--- Study text ---
- Opening Delimiter -

Soles v. State

820 So. 2d 163, 2001 WL 1148130
CourtCourt of Criminal Appeals of Alabama
DecidedSeptember 28, 2001
DocketCR-00-1429
StatusPublished
Cited by24 cases

This text of 820 So. 2d 163 (Soles v. State) is published on Counsel Stack Legal Research, covering Court of Criminal Appeals of Alabama primary law. Counsel Stack provides free access to over 12 million legal documents including statutes, case law, regulations, and constitutions.

Bluebook
Soles v. State, 820 So. 2d 163, 2001 WL 1148130 (Ala. Ct. App. 2001).

Opinion

On November 27, 2000, Soles entered a blind plea to the charge of unlawful distribution of a controlled substance (cocaine), a violation of § 13A-12-211, Ala. Code 1975. On April 6, 2001, the trial court, upon application of §§ 13A-12-250 and 13A-12-270, Ala. Code 1975, sentenced Soles to 10 years in prison, to be followed by two years of supervised probation.1 The trial court also ordered that Soles pay $1,000 pursuant to the Demand Reduction Assessment Act. See § 13A-12-281(a), Ala. Code 1975. This appeal followed.

During the sentencing proceedings, Soles moved the trial court to suspend or "split" the mandatory 10-year enhancement and cited §15-18-8(a)(1), Ala. Code 1975, which had been amended effective May 25, 2000. The State objected. The trial judge decided not to suspend the 10-year enhancement and stated:

"Well, I'm not aware of any caselaw either. Maybe we'll make some. I would say this; I would probably structure the sentence much differently than

*Page 164
what I'm going to do if your interpretation of that act is correct. If I had the authority to, I would split this sentence including the mandatories because the mandatories provide for a mandatory — basically a mandatory 10-year sentence which cannot be probated or suspended, in addition to the two years [required by § 13A-5-6(a)(2) because this offense is a Class B felony], which in essence makes it a 12-year sentence, 10 of which is mandatory incarceration.

"I think that's a little harsh, and if I had the authority to I would structure it differently. I would probably give him some kind of split in conjunction with treatment and monitoring and other appropriate sanctions. I don't — since there is no caselaw on that, I'm not sure I have the authority to do that. That might be an issue you want to address with the appellate court because I would do what you are asking me to do to some extent if I had that authority. Maybe some appellate court will tell me I do have that authority. We'll see I guess."

(C.R. 23-24.) Soles then objected to the trial court's decision not to suspend his sentence, and the trial court overruled his objection.

Soles argues that, pursuant to § 15-18-8, as amended, the trial judge had the authority to suspend the 10-year sentence imposed pursuant to the enhancements mandated by §§ 13A-12-250 and 13A-12-270 (hereinafter "the school/housing enhancements"). On appeal, the State agrees.

The school/housing enhancements, which were last amended in 1989, provide an additional penalty of "five years incarceration" if a person is convicted of the unlawful sale of a controlled substance and the sale occurred within three miles of a school (§ 13A-12-250) or within three miles of a public housing project (§ 13A-12-270). These sections impose additional penalties "with no provision for probation."

- Closing Delimiter -

--- Exercise objective ---
According to the Soles v. State opinion, why did the trial judge decline to suspend or split the 10-year enhancement even though he considered the sentence too harsh?

(Records from a dataset)
- Opening Delimiter -

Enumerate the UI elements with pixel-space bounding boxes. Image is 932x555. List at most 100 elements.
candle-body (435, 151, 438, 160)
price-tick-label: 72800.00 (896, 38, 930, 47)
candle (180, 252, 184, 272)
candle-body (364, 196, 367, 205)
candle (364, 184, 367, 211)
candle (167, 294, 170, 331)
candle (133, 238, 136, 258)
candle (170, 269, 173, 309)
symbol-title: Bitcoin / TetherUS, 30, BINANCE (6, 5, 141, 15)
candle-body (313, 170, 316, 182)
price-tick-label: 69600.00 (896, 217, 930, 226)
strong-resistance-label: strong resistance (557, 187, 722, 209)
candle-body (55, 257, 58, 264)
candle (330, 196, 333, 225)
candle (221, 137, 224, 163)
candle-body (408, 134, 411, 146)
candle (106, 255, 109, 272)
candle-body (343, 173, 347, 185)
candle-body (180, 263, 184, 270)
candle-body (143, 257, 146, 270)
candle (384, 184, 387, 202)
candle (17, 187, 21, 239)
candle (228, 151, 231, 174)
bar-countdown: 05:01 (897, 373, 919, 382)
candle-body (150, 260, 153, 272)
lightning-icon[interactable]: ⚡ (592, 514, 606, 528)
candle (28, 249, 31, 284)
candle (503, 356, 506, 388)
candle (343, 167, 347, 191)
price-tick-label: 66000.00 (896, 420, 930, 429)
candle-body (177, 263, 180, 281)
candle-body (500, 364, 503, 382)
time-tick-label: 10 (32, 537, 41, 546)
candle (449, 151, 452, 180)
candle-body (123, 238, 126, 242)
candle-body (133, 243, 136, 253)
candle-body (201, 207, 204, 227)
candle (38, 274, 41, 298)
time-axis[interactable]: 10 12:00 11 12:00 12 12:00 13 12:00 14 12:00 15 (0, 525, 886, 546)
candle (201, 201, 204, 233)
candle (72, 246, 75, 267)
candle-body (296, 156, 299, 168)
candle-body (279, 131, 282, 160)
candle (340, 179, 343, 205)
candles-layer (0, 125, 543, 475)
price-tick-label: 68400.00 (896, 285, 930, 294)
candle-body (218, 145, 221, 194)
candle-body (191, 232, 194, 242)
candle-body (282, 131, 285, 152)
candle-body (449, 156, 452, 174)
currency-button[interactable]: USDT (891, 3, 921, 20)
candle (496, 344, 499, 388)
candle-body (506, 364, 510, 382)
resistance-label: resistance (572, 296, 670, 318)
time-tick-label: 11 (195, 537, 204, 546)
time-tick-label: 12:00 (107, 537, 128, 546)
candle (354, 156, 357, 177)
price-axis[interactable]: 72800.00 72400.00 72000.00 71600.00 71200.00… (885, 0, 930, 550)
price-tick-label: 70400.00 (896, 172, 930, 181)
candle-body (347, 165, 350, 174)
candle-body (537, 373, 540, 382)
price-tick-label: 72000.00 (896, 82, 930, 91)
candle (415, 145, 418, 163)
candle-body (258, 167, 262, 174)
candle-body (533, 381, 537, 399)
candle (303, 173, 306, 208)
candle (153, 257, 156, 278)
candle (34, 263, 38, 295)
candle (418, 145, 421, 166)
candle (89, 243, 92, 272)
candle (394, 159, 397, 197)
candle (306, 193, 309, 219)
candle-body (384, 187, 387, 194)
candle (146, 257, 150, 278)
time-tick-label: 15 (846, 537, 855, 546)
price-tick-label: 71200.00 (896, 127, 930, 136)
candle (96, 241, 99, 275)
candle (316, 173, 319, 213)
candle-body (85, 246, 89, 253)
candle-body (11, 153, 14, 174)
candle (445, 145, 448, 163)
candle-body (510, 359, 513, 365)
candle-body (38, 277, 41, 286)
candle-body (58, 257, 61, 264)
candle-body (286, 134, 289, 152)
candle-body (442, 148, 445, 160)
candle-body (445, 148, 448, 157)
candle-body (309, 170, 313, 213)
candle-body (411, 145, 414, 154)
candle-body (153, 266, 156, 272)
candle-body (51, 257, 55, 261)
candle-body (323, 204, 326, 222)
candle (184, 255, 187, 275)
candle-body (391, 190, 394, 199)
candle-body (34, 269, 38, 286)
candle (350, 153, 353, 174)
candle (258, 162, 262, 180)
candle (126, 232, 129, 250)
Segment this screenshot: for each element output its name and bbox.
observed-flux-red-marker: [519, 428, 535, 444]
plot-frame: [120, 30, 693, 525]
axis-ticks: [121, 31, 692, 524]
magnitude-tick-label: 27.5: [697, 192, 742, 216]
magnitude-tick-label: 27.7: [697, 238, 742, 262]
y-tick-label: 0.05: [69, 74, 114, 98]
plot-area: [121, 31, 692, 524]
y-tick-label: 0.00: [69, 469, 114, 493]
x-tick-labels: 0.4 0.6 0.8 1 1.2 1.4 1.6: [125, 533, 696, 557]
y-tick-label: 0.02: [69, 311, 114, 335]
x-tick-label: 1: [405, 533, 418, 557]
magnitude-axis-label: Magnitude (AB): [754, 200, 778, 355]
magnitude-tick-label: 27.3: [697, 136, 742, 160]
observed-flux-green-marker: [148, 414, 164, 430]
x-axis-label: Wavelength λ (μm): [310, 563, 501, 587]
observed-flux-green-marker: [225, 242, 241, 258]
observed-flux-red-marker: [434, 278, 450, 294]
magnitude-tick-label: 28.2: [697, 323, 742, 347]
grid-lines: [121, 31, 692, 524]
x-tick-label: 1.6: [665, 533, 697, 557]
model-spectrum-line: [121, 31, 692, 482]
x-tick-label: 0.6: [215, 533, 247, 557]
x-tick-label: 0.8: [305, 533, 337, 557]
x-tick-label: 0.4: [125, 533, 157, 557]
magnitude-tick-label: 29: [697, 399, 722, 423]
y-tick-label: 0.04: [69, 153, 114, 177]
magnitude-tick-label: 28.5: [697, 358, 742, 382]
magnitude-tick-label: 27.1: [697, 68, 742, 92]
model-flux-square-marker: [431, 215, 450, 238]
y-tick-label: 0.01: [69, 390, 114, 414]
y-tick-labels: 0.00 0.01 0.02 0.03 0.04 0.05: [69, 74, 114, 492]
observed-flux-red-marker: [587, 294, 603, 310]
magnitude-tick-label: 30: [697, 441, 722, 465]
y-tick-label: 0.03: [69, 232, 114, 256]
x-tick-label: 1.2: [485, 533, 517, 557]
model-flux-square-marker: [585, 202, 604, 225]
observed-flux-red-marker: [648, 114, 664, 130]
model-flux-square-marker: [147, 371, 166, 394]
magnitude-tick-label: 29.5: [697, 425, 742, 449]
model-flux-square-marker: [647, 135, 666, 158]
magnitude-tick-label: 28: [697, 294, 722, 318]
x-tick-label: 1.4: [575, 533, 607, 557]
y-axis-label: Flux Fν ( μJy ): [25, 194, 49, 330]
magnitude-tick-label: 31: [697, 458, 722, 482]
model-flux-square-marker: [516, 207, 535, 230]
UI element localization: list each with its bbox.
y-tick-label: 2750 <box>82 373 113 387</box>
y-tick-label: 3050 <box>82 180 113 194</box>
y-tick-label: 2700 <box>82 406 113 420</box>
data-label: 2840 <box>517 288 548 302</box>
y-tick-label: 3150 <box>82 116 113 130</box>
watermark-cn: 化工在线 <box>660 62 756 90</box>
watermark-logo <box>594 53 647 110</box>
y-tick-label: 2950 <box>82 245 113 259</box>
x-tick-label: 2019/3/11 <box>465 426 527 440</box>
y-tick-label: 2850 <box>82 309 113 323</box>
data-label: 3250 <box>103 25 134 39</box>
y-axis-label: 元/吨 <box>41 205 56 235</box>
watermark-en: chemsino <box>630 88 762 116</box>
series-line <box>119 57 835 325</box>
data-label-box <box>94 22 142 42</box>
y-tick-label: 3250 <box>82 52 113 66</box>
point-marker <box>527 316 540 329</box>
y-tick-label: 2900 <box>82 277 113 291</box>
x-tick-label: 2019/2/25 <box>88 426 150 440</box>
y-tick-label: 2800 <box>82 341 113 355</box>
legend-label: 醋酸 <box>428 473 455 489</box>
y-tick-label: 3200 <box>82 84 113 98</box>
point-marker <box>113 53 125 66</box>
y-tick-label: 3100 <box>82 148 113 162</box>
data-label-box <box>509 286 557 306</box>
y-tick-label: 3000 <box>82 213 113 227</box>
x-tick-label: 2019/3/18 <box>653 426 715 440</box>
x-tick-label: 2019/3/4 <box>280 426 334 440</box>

- Closing Delimiter -

--- Your response ---
Because there was no caselaw on the question, the judge was not sure he had the authority to suspend or split the mandatory enhancement. He stated that he would have structured the sentence differently if he had that authority.